Return the listing below word for word.
::::
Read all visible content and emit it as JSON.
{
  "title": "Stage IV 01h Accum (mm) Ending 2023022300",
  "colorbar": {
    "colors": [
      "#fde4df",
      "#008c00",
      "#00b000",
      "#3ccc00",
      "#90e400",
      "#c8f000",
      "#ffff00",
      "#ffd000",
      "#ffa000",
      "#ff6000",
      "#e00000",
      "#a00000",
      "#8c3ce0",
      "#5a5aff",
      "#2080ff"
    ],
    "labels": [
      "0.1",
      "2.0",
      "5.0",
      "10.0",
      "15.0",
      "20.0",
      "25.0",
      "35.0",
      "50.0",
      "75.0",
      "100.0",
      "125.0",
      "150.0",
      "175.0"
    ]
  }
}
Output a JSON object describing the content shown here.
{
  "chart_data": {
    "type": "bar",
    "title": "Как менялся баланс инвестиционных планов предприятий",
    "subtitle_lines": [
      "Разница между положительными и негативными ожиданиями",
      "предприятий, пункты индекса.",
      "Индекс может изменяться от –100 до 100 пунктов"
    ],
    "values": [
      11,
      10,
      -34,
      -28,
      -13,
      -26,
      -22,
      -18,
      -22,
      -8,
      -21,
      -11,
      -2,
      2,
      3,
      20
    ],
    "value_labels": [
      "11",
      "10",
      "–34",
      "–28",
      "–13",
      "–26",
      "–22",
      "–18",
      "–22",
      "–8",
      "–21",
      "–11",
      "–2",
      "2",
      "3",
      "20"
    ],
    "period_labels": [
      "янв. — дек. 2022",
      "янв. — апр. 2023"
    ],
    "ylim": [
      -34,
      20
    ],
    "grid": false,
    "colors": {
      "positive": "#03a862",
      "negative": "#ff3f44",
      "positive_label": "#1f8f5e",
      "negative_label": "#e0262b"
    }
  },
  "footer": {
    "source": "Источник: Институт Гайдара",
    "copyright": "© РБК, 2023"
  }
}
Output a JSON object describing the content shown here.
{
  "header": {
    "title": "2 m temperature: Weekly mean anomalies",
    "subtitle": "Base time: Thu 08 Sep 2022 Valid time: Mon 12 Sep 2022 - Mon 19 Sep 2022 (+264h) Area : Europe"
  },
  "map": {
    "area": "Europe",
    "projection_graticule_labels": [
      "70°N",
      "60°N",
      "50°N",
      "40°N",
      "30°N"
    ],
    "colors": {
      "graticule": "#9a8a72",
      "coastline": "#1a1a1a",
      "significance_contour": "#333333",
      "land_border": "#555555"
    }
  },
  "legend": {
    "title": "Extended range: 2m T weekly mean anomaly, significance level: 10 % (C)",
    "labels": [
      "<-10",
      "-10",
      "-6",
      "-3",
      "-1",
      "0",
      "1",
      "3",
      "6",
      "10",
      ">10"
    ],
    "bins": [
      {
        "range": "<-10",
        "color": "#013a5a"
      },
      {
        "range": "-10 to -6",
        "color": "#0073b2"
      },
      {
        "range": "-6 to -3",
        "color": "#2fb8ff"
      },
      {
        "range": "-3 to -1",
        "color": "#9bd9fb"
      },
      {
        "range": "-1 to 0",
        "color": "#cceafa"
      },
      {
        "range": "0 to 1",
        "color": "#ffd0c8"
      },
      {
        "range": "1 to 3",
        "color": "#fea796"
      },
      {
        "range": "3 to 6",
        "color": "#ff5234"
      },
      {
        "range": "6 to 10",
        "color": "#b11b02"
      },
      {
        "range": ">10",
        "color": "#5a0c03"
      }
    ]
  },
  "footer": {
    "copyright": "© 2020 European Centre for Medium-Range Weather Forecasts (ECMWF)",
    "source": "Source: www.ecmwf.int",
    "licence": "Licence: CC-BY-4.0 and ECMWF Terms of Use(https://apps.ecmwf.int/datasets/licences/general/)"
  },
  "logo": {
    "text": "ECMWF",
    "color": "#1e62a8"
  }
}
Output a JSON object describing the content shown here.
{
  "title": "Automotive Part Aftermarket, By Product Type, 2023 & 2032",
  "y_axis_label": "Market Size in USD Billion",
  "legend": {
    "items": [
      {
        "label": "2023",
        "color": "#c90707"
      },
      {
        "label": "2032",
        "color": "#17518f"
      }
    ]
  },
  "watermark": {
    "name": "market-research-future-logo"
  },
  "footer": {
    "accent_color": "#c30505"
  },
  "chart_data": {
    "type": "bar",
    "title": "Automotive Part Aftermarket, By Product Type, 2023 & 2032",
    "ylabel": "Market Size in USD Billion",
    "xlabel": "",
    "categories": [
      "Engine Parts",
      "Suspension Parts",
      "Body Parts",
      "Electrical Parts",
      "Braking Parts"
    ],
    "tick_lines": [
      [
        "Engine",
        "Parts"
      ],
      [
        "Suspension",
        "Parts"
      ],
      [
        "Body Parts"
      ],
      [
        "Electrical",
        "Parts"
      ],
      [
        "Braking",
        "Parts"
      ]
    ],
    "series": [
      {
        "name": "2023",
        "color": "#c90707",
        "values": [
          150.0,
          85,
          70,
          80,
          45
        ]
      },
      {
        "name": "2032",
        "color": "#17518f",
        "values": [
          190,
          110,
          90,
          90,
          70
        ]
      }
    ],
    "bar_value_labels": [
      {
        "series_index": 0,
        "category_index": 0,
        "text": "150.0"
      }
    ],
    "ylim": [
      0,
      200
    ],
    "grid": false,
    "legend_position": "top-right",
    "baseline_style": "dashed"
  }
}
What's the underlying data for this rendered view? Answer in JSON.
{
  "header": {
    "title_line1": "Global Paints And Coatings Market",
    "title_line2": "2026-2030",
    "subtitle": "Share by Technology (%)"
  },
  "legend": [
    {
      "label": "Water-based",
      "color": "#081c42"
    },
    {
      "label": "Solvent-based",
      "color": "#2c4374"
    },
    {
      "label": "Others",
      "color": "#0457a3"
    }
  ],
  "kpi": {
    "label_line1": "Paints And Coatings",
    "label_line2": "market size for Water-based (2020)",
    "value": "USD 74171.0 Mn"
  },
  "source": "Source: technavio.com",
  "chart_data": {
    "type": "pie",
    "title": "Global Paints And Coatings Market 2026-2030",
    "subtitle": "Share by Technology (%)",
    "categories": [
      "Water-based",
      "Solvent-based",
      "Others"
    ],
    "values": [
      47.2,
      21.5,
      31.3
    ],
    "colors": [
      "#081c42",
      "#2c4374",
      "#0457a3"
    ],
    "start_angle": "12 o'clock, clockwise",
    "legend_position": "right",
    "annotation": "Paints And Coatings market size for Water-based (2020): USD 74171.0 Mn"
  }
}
::::
ANSWER FOR THE TASK>
Read all visible content and emit it as JSON.
{
  "title": "Stage IV 01h Accum (mm) Ending 2023022300",
  "colorbar": {
    "colors": [
      "#fde4df",
      "#008c00",
      "#00b000",
      "#3ccc00",
      "#90e400",
      "#c8f000",
      "#ffff00",
      "#ffd000",
      "#ffa000",
      "#ff6000",
      "#e00000",
      "#a00000",
      "#8c3ce0",
      "#5a5aff",
      "#2080ff"
    ],
    "labels": [
      "0.1",
      "2.0",
      "5.0",
      "10.0",
      "15.0",
      "20.0",
      "25.0",
      "35.0",
      "50.0",
      "75.0",
      "100.0",
      "125.0",
      "150.0",
      "175.0"
    ]
  }
}
Output a JSON object describing the content shown here.
{
  "chart_data": {
    "type": "bar",
    "title": "Как менялся баланс инвестиционных планов предприятий",
    "subtitle_lines": [
      "Разница между положительными и негативными ожиданиями",
      "предприятий, пункты индекса.",
      "Индекс может изменяться от –100 до 100 пунктов"
    ],
    "values": [
      11,
      10,
      -34,
      -28,
      -13,
      -26,
      -22,
      -18,
      -22,
      -8,
      -21,
      -11,
      -2,
      2,
      3,
      20
    ],
    "value_labels": [
      "11",
      "10",
      "–34",
      "–28",
      "–13",
      "–26",
      "–22",
      "–18",
      "–22",
      "–8",
      "–21",
      "–11",
      "–2",
      "2",
      "3",
      "20"
    ],
    "period_labels": [
      "янв. — дек. 2022",
      "янв. — апр. 2023"
    ],
    "ylim": [
      -34,
      20
    ],
    "grid": false,
    "colors": {
      "positive": "#03a862",
      "negative": "#ff3f44",
      "positive_label": "#1f8f5e",
      "negative_label": "#e0262b"
    }
  },
  "footer": {
    "source": "Источник: Институт Гайдара",
    "copyright": "© РБК, 2023"
  }
}
Output a JSON object describing the content shown here.
{
  "header": {
    "title": "2 m temperature: Weekly mean anomalies",
    "subtitle": "Base time: Thu 08 Sep 2022 Valid time: Mon 12 Sep 2022 - Mon 19 Sep 2022 (+264h) Area : Europe"
  },
  "map": {
    "area": "Europe",
    "projection_graticule_labels": [
      "70°N",
      "60°N",
      "50°N",
      "40°N",
      "30°N"
    ],
    "colors": {
      "graticule": "#9a8a72",
      "coastline": "#1a1a1a",
      "significance_contour": "#333333",
      "land_border": "#555555"
    }
  },
  "legend": {
    "title": "Extended range: 2m T weekly mean anomaly, significance level: 10 % (C)",
    "labels": [
      "<-10",
      "-10",
      "-6",
      "-3",
      "-1",
      "0",
      "1",
      "3",
      "6",
      "10",
      ">10"
    ],
    "bins": [
      {
        "range": "<-10",
        "color": "#013a5a"
      },
      {
        "range": "-10 to -6",
        "color": "#0073b2"
      },
      {
        "range": "-6 to -3",
        "color": "#2fb8ff"
      },
      {
        "range": "-3 to -1",
        "color": "#9bd9fb"
      },
      {
        "range": "-1 to 0",
        "color": "#cceafa"
      },
      {
        "range": "0 to 1",
        "color": "#ffd0c8"
      },
      {
        "range": "1 to 3",
        "color": "#fea796"
      },
      {
        "range": "3 to 6",
        "color": "#ff5234"
      },
      {
        "range": "6 to 10",
        "color": "#b11b02"
      },
      {
        "range": ">10",
        "color": "#5a0c03"
      }
    ]
  },
  "footer": {
    "copyright": "© 2020 European Centre for Medium-Range Weather Forecasts (ECMWF)",
    "source": "Source: www.ecmwf.int",
    "licence": "Licence: CC-BY-4.0 and ECMWF Terms of Use(https://apps.ecmwf.int/datasets/licences/general/)"
  },
  "logo": {
    "text": "ECMWF",
    "color": "#1e62a8"
  }
}
Output a JSON object describing the content shown here.
{
  "title": "Automotive Part Aftermarket, By Product Type, 2023 & 2032",
  "y_axis_label": "Market Size in USD Billion",
  "legend": {
    "items": [
      {
        "label": "2023",
        "color": "#c90707"
      },
      {
        "label": "2032",
        "color": "#17518f"
      }
    ]
  },
  "watermark": {
    "name": "market-research-future-logo"
  },
  "footer": {
    "accent_color": "#c30505"
  },
  "chart_data": {
    "type": "bar",
    "title": "Automotive Part Aftermarket, By Product Type, 2023 & 2032",
    "ylabel": "Market Size in USD Billion",
    "xlabel": "",
    "categories": [
      "Engine Parts",
      "Suspension Parts",
      "Body Parts",
      "Electrical Parts",
      "Braking Parts"
    ],
    "tick_lines": [
      [
        "Engine",
        "Parts"
      ],
      [
        "Suspension",
        "Parts"
      ],
      [
        "Body Parts"
      ],
      [
        "Electrical",
        "Parts"
      ],
      [
        "Braking",
        "Parts"
      ]
    ],
    "series": [
      {
        "name": "2023",
        "color": "#c90707",
        "values": [
          150.0,
          85,
          70,
          80,
          45
        ]
      },
      {
        "name": "2032",
        "color": "#17518f",
        "values": [
          190,
          110,
          90,
          90,
          70
        ]
      }
    ],
    "bar_value_labels": [
      {
        "series_index": 0,
        "category_index": 0,
        "text": "150.0"
      }
    ],
    "ylim": [
      0,
      200
    ],
    "grid": false,
    "legend_position": "top-right",
    "baseline_style": "dashed"
  }
}
What's the underlying data for this rendered view? Answer in JSON.
{
  "header": {
    "title_line1": "Global Paints And Coatings Market",
    "title_line2": "2026-2030",
    "subtitle": "Share by Technology (%)"
  },
  "legend": [
    {
      "label": "Water-based",
      "color": "#081c42"
    },
    {
      "label": "Solvent-based",
      "color": "#2c4374"
    },
    {
      "label": "Others",
      "color": "#0457a3"
    }
  ],
  "kpi": {
    "label_line1": "Paints And Coatings",
    "label_line2": "market size for Water-based (2020)",
    "value": "USD 74171.0 Mn"
  },
  "source": "Source: technavio.com",
  "chart_data": {
    "type": "pie",
    "title": "Global Paints And Coatings Market 2026-2030",
    "subtitle": "Share by Technology (%)",
    "categories": [
      "Water-based",
      "Solvent-based",
      "Others"
    ],
    "values": [
      47.2,
      21.5,
      31.3
    ],
    "colors": [
      "#081c42",
      "#2c4374",
      "#0457a3"
    ],
    "start_angle": "12 o'clock, clockwise",
    "legend_position": "right",
    "annotation": "Paints And Coatings market size for Water-based (2020): USD 74171.0 Mn"
  }
}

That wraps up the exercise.